INFORMATION PROVIDED:
:::::
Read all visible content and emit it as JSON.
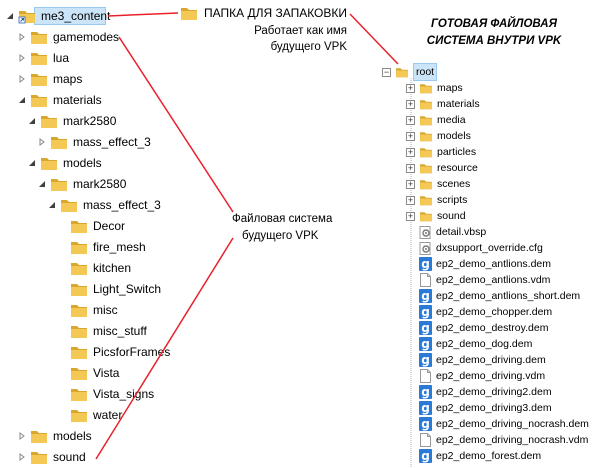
{
  "left_tree": {
    "items": [
      {
        "label": "me3_content",
        "expanded": true,
        "selected": true
      },
      {
        "label": "gamemodes",
        "expanded": false
      },
      {
        "label": "lua",
        "expanded": false
      },
      {
        "label": "maps",
        "expanded": false
      },
      {
        "label": "materials",
        "expanded": true
      },
      {
        "label": "mark2580",
        "expanded": true
      },
      {
        "label": "mass_effect_3",
        "expanded": false
      },
      {
        "label": "models",
        "expanded": true
      },
      {
        "label": "mark2580",
        "expanded": true
      },
      {
        "label": "mass_effect_3",
        "expanded": true
      },
      {
        "label": "Decor"
      },
      {
        "label": "fire_mesh"
      },
      {
        "label": "kitchen"
      },
      {
        "label": "Light_Switch"
      },
      {
        "label": "misc"
      },
      {
        "label": "misc_stuff"
      },
      {
        "label": "PicsforFrames"
      },
      {
        "label": "Vista"
      },
      {
        "label": "Vista_signs"
      },
      {
        "label": "water"
      },
      {
        "label": "models",
        "expanded": false
      },
      {
        "label": "sound",
        "expanded": false
      }
    ]
  },
  "annotations": {
    "folder_label": "ПАПКА ДЛЯ ЗАПАКОВКИ",
    "works_as_line1": "Работает как имя",
    "works_as_line2": "будущего VPK",
    "fs_line1": "Файловая система",
    "fs_line2": "будущего VPK"
  },
  "right_panel": {
    "heading_line1": "ГОТОВАЯ ФАЙЛОВАЯ",
    "heading_line2": "СИСТЕМА ВНУТРИ VPK",
    "root": {
      "label": "root",
      "collapse": "−"
    },
    "folders": [
      {
        "label": "maps",
        "expand": "+"
      },
      {
        "label": "materials",
        "expand": "+"
      },
      {
        "label": "media",
        "expand": "+"
      },
      {
        "label": "models",
        "expand": "+"
      },
      {
        "label": "particles",
        "expand": "+"
      },
      {
        "label": "resource",
        "expand": "+"
      },
      {
        "label": "scenes",
        "expand": "+"
      },
      {
        "label": "scripts",
        "expand": "+"
      },
      {
        "label": "sound",
        "expand": "+"
      }
    ],
    "files": [
      {
        "label": "detail.vbsp",
        "icon": "gear-file-icon"
      },
      {
        "label": "dxsupport_override.cfg",
        "icon": "gear-file-icon"
      },
      {
        "label": "ep2_demo_antlions.dem",
        "icon": "g-icon",
        "glyph": "g"
      },
      {
        "label": "ep2_demo_antlions.vdm",
        "icon": "blank-file-icon"
      },
      {
        "label": "ep2_demo_antlions_short.dem",
        "icon": "g-icon",
        "glyph": "g"
      },
      {
        "label": "ep2_demo_chopper.dem",
        "icon": "g-icon",
        "glyph": "g"
      },
      {
        "label": "ep2_demo_destroy.dem",
        "icon": "g-icon",
        "glyph": "g"
      },
      {
        "label": "ep2_demo_dog.dem",
        "icon": "g-icon",
        "glyph": "g"
      },
      {
        "label": "ep2_demo_driving.dem",
        "icon": "g-icon",
        "glyph": "g"
      },
      {
        "label": "ep2_demo_driving.vdm",
        "icon": "blank-file-icon"
      },
      {
        "label": "ep2_demo_driving2.dem",
        "icon": "g-icon",
        "glyph": "g"
      },
      {
        "label": "ep2_demo_driving3.dem",
        "icon": "g-icon",
        "glyph": "g"
      },
      {
        "label": "ep2_demo_driving_nocrash.dem",
        "icon": "g-icon",
        "glyph": "g"
      },
      {
        "label": "ep2_demo_driving_nocrash.vdm",
        "icon": "blank-file-icon"
      },
      {
        "label": "ep2_demo_forest.dem",
        "icon": "g-icon",
        "glyph": "g"
      }
    ]
  },
  "colors": {
    "annotation_line": "#e8202a",
    "folder_fill": "#f3c855",
    "folder_dark": "#d9a62e",
    "selection": "#cce4f7",
    "g_icon": "#2a7ad9"
  }
}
:::::
STATED PROBLEM: Transcribe all the lines above exactly, apart from the pictures.

SOLVED EXERCISE:
Read all visible content and emit it as JSON.
{
  "left_tree": {
    "items": [
      {
        "label": "me3_content",
        "expanded": true,
        "selected": true
      },
      {
        "label": "gamemodes",
        "expanded": false
      },
      {
        "label": "lua",
        "expanded": false
      },
      {
        "label": "maps",
        "expanded": false
      },
      {
        "label": "materials",
        "expanded": true
      },
      {
        "label": "mark2580",
        "expanded": true
      },
      {
        "label": "mass_effect_3",
        "expanded": false
      },
      {
        "label": "models",
        "expanded": true
      },
      {
        "label": "mark2580",
        "expanded": true
      },
      {
        "label": "mass_effect_3",
        "expanded": true
      },
      {
        "label": "Decor"
      },
      {
        "label": "fire_mesh"
      },
      {
        "label": "kitchen"
      },
      {
        "label": "Light_Switch"
      },
      {
        "label": "misc"
      },
      {
        "label": "misc_stuff"
      },
      {
        "label": "PicsforFrames"
      },
      {
        "label": "Vista"
      },
      {
        "label": "Vista_signs"
      },
      {
        "label": "water"
      },
      {
        "label": "models",
        "expanded": false
      },
      {
        "label": "sound",
        "expanded": false
      }
    ]
  },
  "annotations": {
    "folder_label": "ПАПКА ДЛЯ ЗАПАКОВКИ",
    "works_as_line1": "Работает как имя",
    "works_as_line2": "будущего VPK",
    "fs_line1": "Файловая система",
    "fs_line2": "будущего VPK"
  },
  "right_panel": {
    "heading_line1": "ГОТОВАЯ ФАЙЛОВАЯ",
    "heading_line2": "СИСТЕМА ВНУТРИ VPK",
    "root": {
      "label": "root",
      "collapse": "−"
    },
    "folders": [
      {
        "label": "maps",
        "expand": "+"
      },
      {
        "label": "materials",
        "expand": "+"
      },
      {
        "label": "media",
        "expand": "+"
      },
      {
        "label": "models",
        "expand": "+"
      },
      {
        "label": "particles",
        "expand": "+"
      },
      {
        "label": "resource",
        "expand": "+"
      },
      {
        "label": "scenes",
        "expand": "+"
      },
      {
        "label": "scripts",
        "expand": "+"
      },
      {
        "label": "sound",
        "expand": "+"
      }
    ],
    "files": [
      {
        "label": "detail.vbsp",
        "icon": "gear-file-icon"
      },
      {
        "label": "dxsupport_override.cfg",
        "icon": "gear-file-icon"
      },
      {
        "label": "ep2_demo_antlions.dem",
        "icon": "g-icon",
        "glyph": "g"
      },
      {
        "label": "ep2_demo_antlions.vdm",
        "icon": "blank-file-icon"
      },
      {
        "label": "ep2_demo_antlions_short.dem",
        "icon": "g-icon",
        "glyph": "g"
      },
      {
        "label": "ep2_demo_chopper.dem",
        "icon": "g-icon",
        "glyph": "g"
      },
      {
        "label": "ep2_demo_destroy.dem",
        "icon": "g-icon",
        "glyph": "g"
      },
      {
        "label": "ep2_demo_dog.dem",
        "icon": "g-icon",
        "glyph": "g"
      },
      {
        "label": "ep2_demo_driving.dem",
        "icon": "g-icon",
        "glyph": "g"
      },
      {
        "label": "ep2_demo_driving.vdm",
        "icon": "blank-file-icon"
      },
      {
        "label": "ep2_demo_driving2.dem",
        "icon": "g-icon",
        "glyph": "g"
      },
      {
        "label": "ep2_demo_driving3.dem",
        "icon": "g-icon",
        "glyph": "g"
      },
      {
        "label": "ep2_demo_driving_nocrash.dem",
        "icon": "g-icon",
        "glyph": "g"
      },
      {
        "label": "ep2_demo_driving_nocrash.vdm",
        "icon": "blank-file-icon"
      },
      {
        "label": "ep2_demo_forest.dem",
        "icon": "g-icon",
        "glyph": "g"
      }
    ]
  },
  "colors": {
    "annotation_line": "#e8202a",
    "folder_fill": "#f3c855",
    "folder_dark": "#d9a62e",
    "selection": "#cce4f7",
    "g_icon": "#2a7ad9"
  }
}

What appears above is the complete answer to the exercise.